> **STATED GOAL**
Check every line below for the word "USDCNH" and show those that hold it.

● ● ●

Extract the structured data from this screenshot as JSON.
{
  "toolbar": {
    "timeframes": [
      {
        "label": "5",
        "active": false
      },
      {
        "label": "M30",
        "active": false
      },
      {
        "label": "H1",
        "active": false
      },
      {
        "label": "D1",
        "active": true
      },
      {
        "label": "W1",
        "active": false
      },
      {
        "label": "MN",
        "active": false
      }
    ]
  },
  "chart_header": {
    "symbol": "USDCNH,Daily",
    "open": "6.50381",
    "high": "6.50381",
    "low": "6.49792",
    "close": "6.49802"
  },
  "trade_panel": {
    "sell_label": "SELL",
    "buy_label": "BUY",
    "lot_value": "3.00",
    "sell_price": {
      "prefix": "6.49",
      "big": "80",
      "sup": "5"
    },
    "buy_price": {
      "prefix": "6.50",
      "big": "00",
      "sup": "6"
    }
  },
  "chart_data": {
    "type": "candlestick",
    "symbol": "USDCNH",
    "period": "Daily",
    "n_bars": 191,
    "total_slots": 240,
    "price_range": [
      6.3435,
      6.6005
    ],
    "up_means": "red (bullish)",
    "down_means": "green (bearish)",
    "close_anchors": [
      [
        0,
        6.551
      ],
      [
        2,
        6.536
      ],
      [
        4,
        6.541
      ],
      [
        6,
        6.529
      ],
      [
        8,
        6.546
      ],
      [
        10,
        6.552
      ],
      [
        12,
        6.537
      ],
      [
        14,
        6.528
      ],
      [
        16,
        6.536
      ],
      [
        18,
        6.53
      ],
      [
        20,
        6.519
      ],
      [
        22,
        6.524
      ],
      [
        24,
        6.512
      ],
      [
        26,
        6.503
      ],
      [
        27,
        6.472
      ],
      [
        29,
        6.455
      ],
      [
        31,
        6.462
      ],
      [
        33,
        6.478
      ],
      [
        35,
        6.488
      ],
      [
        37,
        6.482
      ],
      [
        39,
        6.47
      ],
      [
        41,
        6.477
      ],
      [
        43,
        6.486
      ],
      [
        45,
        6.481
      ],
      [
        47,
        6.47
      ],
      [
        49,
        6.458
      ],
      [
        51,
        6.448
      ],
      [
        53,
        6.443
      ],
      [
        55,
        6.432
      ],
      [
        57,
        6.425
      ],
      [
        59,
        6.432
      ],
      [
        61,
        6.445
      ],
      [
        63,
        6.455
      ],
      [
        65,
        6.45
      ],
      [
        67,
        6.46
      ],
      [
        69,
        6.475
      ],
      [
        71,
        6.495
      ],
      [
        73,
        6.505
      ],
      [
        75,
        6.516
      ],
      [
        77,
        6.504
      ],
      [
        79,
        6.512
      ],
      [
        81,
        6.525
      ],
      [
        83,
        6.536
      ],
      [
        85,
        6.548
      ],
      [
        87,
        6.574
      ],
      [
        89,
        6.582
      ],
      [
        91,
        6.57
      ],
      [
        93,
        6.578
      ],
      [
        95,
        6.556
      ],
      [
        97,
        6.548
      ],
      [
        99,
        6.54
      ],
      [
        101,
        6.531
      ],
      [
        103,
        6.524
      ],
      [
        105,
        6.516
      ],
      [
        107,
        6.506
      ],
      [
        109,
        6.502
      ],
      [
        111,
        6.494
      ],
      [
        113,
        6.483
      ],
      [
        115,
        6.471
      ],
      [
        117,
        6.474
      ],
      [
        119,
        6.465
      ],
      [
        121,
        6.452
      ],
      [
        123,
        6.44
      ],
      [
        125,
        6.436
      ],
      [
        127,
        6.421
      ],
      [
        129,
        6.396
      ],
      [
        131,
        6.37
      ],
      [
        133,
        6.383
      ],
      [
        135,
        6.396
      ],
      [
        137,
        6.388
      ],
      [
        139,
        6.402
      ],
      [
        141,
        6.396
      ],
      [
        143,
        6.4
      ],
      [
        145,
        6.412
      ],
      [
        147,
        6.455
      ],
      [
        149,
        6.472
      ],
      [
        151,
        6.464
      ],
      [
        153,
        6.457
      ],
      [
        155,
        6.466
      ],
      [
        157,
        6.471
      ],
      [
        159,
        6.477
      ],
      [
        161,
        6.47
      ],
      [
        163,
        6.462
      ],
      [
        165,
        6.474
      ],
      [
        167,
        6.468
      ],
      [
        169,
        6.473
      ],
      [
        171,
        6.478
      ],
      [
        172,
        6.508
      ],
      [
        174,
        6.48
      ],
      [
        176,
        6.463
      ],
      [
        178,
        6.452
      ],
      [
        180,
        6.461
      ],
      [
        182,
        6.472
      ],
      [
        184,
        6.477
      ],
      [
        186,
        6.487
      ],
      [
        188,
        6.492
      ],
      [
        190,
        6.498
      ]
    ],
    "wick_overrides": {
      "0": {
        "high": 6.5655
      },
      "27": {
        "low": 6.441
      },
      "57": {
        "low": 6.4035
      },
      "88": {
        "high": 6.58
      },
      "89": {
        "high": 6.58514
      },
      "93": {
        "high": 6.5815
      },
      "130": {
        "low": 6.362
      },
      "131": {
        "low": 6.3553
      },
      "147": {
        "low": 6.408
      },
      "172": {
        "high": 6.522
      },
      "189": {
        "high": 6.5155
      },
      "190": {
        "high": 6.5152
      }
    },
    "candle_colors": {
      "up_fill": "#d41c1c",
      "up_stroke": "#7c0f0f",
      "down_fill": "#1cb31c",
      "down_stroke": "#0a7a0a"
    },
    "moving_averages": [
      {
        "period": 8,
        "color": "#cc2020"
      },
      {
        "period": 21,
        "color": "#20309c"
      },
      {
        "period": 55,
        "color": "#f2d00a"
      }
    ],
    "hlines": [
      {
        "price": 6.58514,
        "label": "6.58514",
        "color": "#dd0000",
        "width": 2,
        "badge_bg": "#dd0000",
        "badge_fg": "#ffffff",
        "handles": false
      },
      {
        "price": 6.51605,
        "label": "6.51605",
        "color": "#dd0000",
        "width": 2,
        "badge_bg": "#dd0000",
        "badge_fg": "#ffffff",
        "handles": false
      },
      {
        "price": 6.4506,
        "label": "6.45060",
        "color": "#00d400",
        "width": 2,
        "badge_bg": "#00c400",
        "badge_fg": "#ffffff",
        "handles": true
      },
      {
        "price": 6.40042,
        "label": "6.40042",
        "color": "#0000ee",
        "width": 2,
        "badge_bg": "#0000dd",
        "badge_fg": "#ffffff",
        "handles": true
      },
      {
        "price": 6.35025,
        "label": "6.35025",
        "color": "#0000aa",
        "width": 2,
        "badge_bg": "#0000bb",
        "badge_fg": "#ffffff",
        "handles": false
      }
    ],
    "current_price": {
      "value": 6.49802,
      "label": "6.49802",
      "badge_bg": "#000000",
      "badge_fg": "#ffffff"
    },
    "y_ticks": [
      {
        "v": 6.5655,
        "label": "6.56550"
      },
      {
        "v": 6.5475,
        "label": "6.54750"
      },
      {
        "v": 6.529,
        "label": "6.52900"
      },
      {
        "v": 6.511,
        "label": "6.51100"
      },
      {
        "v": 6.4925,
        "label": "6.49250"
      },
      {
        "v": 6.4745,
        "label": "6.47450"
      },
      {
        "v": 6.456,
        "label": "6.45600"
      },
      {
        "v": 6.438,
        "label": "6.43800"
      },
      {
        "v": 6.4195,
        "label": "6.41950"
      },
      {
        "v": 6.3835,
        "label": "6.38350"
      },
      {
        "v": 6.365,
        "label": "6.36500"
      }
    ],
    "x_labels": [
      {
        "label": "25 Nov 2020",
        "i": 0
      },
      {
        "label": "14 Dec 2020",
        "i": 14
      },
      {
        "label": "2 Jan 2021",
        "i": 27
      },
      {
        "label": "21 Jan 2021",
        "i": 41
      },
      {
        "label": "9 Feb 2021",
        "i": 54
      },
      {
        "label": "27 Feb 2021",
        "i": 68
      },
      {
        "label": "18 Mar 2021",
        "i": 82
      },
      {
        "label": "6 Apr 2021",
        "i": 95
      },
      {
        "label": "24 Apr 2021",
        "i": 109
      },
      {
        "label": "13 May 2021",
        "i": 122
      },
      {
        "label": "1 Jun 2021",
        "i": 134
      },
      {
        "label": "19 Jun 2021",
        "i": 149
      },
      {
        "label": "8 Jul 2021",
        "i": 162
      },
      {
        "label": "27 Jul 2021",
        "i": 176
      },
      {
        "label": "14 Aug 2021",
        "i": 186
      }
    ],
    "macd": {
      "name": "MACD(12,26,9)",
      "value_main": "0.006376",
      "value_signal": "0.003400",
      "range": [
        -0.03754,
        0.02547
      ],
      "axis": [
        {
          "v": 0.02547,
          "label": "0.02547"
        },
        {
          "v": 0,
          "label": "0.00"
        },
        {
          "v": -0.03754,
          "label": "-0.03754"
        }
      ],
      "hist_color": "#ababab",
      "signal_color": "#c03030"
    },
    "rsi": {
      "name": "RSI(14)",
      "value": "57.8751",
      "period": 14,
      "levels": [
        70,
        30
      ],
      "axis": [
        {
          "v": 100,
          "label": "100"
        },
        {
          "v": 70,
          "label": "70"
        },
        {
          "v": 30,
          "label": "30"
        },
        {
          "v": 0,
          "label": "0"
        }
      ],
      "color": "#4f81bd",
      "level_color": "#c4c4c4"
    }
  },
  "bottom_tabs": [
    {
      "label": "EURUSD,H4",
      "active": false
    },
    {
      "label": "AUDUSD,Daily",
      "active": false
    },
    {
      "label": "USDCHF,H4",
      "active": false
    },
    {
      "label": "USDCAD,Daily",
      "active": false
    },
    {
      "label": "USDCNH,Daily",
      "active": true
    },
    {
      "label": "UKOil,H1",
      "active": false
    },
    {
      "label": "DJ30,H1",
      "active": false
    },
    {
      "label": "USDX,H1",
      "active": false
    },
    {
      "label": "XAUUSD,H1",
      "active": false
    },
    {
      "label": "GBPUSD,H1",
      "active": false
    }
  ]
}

● ● ●

> **WRITTEN REPLY**
    "symbol": "USDCNH,Daily",
    "symbol": "USDCNH",
      "label": "USDCNH,Daily",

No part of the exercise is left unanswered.